Security forces based at the country's largest oil refinery in Baiji are in danger of losing control of the strategic facility, Iraqi officers and US officials have warned. The Islamic State controls large areas inside the refinery and have besieged the remaining Iraqi troops. The Iraqi military and Iranian-backed Shiite militias are moving towards Baiji in an effort to break the siege.

Iraqi officers have painted a dire picture of the situation inside the refinery. A colonel said that the complex "had been completely surrounded after militants cut all remaining supply routes used by the security forces," Reuters reported. The Islamic State has mounted several attacks, including suicide bombings, in order to gain significant ground at the facility. The colonel also said that "up to two thirds" of the refinery is under the jihadist group's control.

A special forces officer interviewed by Reuters also said that several sub-refineries, the northern part of the refinery, and a large portion of the southern part of the complex is under Islamic State control. The jihadist group has pushed so far into the refinery that airstrikes will be difficult to conduct without damaging the facility, according to one Iraqi officer.

## Requests
1/ Answer each question using the passage on the Baiji refinery.
(a) Which news agency reported the colonel's remarks?
(b) How much of the refinery did the colonel say the Islamic State controls?
(c) According to one Iraqi officer, what will be difficult to conduct without damaging the facility?
2/ Carry on the passage on the Baiji refinery past its final sentence.
The material is drawn from a different source than the passage on the Baiji refinery.

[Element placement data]
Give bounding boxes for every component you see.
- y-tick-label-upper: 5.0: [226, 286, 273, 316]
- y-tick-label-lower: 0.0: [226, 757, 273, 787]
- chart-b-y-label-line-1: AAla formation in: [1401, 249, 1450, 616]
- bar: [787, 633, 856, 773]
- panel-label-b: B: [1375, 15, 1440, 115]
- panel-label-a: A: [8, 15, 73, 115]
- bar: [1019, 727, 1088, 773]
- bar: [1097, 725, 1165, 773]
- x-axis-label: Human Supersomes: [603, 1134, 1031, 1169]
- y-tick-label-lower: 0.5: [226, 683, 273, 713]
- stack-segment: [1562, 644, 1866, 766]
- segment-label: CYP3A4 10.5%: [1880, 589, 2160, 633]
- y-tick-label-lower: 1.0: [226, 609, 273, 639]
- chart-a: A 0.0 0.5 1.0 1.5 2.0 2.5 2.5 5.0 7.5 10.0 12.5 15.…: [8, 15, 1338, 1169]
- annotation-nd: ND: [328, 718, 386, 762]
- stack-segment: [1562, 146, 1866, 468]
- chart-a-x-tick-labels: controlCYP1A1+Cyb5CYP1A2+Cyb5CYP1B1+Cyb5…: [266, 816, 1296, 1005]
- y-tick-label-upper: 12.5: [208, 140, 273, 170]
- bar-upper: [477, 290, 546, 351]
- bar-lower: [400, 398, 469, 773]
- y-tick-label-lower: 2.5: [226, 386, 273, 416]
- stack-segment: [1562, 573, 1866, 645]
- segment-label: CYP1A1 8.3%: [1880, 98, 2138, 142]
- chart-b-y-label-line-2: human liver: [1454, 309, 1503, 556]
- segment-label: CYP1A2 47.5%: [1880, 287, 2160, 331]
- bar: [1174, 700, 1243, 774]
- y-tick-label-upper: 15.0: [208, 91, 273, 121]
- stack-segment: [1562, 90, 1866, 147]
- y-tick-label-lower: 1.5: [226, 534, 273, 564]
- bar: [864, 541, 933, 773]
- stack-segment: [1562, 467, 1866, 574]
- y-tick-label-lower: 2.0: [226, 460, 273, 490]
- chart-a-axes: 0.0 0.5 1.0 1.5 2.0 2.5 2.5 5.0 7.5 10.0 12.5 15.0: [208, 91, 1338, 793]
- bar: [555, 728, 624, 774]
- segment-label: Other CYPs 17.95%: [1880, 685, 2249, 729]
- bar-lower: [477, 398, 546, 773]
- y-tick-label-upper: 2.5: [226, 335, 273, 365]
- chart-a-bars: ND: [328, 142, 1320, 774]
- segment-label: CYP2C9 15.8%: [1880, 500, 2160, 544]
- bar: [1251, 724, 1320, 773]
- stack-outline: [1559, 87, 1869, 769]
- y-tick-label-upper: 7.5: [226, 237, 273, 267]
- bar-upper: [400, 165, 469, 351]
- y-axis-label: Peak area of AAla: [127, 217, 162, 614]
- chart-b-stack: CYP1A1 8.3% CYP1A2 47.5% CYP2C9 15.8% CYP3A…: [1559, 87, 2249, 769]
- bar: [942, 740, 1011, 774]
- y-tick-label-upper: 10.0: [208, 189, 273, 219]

## Expected results
1/
(a) Reuters
(b) Up to two thirds
(c) Airstrikes

2/
The US military has also warned that the situation in Baiji is in danger of spiraling out of control. Yesterday, Pentagon spokesman Colonel Steve Warren told reporters that the fighting is "flowing in the wrong direction," in favor of the Islamic State.

"It could still turn around. At this point, it's impossible to predict how it's going to play out," Warren stated, according to Reuters.

Islamic State in control of most of the refinery

Reports from the Baiji refinery confirm that the jihadists are in control of large sections of the sprawling complex. At least "200 policemen, soldiers, and elite special forces" are besieged by the Islamic State, Reuters reported. An officer at the scene said that troops are running low on food, water, and ammunition.

Estimates of how much of the complex is under the control of the Islamic State vary. Iraq Oil Report reported last week that the Islamic State may control up to 80 percent of the refinery. This contradicts what an Iraqi official told McClatchy; he claimed that security forces "control more than 60 percent." An official speaking with Sky News Arabia has estimated that the jihadist group controls around "90 percent."

Iraqi forces inside Baiji have called for reinforcements in recent days. The Iraqi government in Baghdad is reportedly sending several brigades to relieve the besieged forces.

The Shiite militia group Kata'ib Jund al Imam, which is ideologically aligned with Iran, has also answered the call for reinforcements. The militia has a number of fighters present at the complex. Additionally, in a video published on the group's Facebook page, the militia highlights some recent battles with the Islamic State in Baiji.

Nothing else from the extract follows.